-- START OF SUPPLIED TEXT --
Optimising across 10 years of history rather than, as I did for the previous version of ChiPS, only five years, was a choice made to dampen the model's excitability in relation to the most-recent seasons' results, especially those of 2015. A rough analysis showed that team performances at home venues were quite different in 2015 compared to earlier seasons, and the effects of this variability is considerably reduced with the choice of a 10-year rather than a 5-year optimisation window. In the end then I'm hoping that the effects of including the 2006-2010 seasons will be moderating and beneficial rather than constraining and performance-impairing. 

The changes in parameters with the largest influence are those to the update multipliers, because these affect the size of Rating changes for every contest in the relevant portion of the season. What we can deduce from the new multipliers is that the results in the early rounds of 2016 will tend to result in larger changes to Team Ratings under the new parameter regime than they would have under the previous regime. That's no bad thing given the challenges that Essendon are expected to face this year - the sooner ChiPS is able to determine an accurate estimate of their underlying ability, the better.

Actually, making accurate assessments of the abilities of all teams based on their early-season results will be important for ChiPS this year because the three update multipliers for the other parts of the home-and-away season are smaller this year than they were last year - considerably so in the case of the multiplier for Rounds 12 to 17, which has fallen by over 15%. The results in Finals will, however, have a slightly larger potential impact on Team Ratings, but that will likely mean more for next season than for this one.
-- END OF SUPPLIED TEXT --
WRITTEN EXERCISE:
Reproduce the passage on the ChiPS parameter changes in full, word for word.
-- START OF SUPPLIED RECORDS --
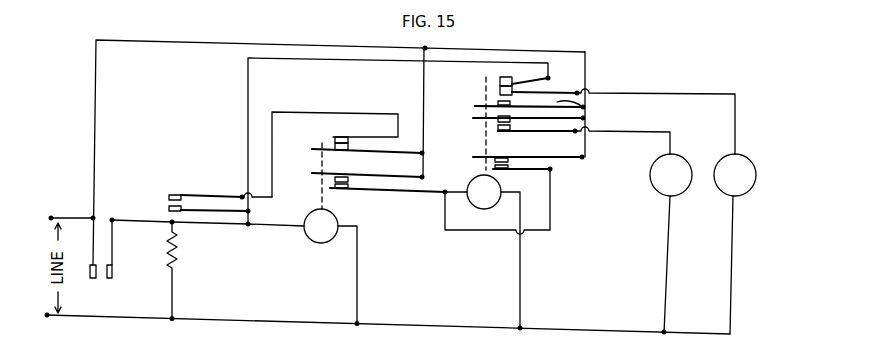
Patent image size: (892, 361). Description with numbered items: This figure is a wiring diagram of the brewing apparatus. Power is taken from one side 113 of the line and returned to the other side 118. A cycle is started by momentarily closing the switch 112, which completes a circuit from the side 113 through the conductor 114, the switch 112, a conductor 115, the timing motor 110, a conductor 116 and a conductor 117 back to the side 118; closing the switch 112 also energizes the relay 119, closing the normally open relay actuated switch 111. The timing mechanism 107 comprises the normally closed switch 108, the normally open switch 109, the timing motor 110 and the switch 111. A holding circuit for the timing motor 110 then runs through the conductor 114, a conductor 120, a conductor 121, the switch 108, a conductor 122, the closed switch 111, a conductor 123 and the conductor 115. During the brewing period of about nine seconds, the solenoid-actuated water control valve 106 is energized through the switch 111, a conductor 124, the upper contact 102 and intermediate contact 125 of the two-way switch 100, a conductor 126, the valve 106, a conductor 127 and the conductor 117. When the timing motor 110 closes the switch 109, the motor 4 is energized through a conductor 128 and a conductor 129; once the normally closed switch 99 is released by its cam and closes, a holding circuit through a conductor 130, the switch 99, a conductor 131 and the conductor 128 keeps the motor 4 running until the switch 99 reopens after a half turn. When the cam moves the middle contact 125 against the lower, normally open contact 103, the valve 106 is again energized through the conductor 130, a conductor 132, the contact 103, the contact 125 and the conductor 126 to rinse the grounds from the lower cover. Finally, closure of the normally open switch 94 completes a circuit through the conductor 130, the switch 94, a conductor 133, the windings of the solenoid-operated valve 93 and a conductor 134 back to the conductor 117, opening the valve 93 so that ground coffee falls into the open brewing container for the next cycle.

The motor 4 is at (480, 211).
The solenoid-operated valve 93 is at (653, 191).
The normally open switch 94 is at (498, 127).
The normally closed switch 99 is at (493, 163).
The two-way switch 100 is at (500, 88).
The normally closed contact 102 is at (506, 77).
The normally open contact 103 is at (498, 104).
The solenoid-actuated valve 106 is at (745, 187).
The timing mechanism 107 is at (297, 242).
The normally closed switch 108 is at (333, 140).
The normally open switch 109 is at (325, 178).
The timing motor 110 is at (325, 243).
The relay actuated switch 111 is at (168, 196).
The switch 112 is at (108, 279).
The side of source of electric power 113 is at (51, 218).
The conductor 114 is at (75, 217).
The conductor 115 is at (126, 221).
The conductor 116 is at (358, 280).
The conductor 117 is at (258, 324).
The other side of source of electric power 118 is at (46, 318).
The relay 119 is at (178, 250).
The conductor 120 is at (193, 43).
The conductor 121 is at (421, 84).
The conductor 122 is at (340, 112).
The conductor 123 is at (250, 222).
The conductor 124 is at (249, 115).
The intermediate contact 125 is at (548, 72).
The conductor 126 is at (630, 93).
The conductor 127 is at (732, 262).
The conductor 128 is at (398, 193).
The conductor 129 is at (521, 278).
The conductor 130 is at (588, 67).
The conductor 131 is at (551, 192).
The conductor 132 is at (586, 104).
The conductor 133 is at (648, 131).
The conductor 134 is at (668, 250).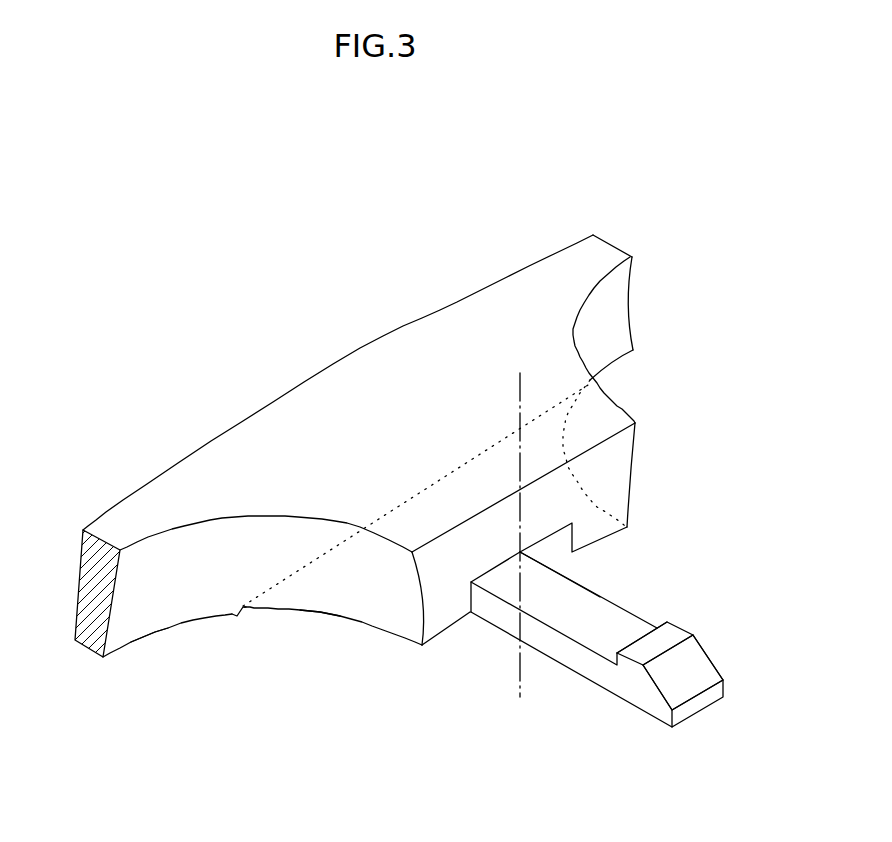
-- END OF SUPPLIED RECORDS --
REPLY:
Optimising across 10 years of history rather than, as I did for the previous version of ChiPS, only five years, was a choice made to dampen the model's excitability in relation to the most-recent seasons' results, especially those of 2015. A rough analysis showed that team performances at home venues were quite different in 2015 compared to earlier seasons, and the effects of this variability is considerably reduced with the choice of a 10-year rather than a 5-year optimisation window. In the end then I'm hoping that the effects of including the 2006-2010 seasons will be moderating and beneficial rather than constraining and performance-impairing. 

The changes in parameters with the largest influence are those to the update multipliers, because these affect the size of Rating changes for every contest in the relevant portion of the season. What we can deduce from the new multipliers is that the results in the early rounds of 2016 will tend to result in larger changes to Team Ratings under the new parameter regime than they would have under the previous regime. That's no bad thing given the challenges that Essendon are expected to face this year - the sooner ChiPS is able to determine an accurate estimate of their underlying ability, the better.

Actually, making accurate assessments of the abilities of all teams based on their early-season results will be important for ChiPS this year because the three update multipliers for the other parts of the home-and-away season are smaller this year than they were last year - considerably so in the case of the multiplier for Rounds 12 to 17, which has fallen by over 15%. The results in Finals will, however, have a slightly larger potential impact on Team Ratings, but that will likely mean more for next season than for this one.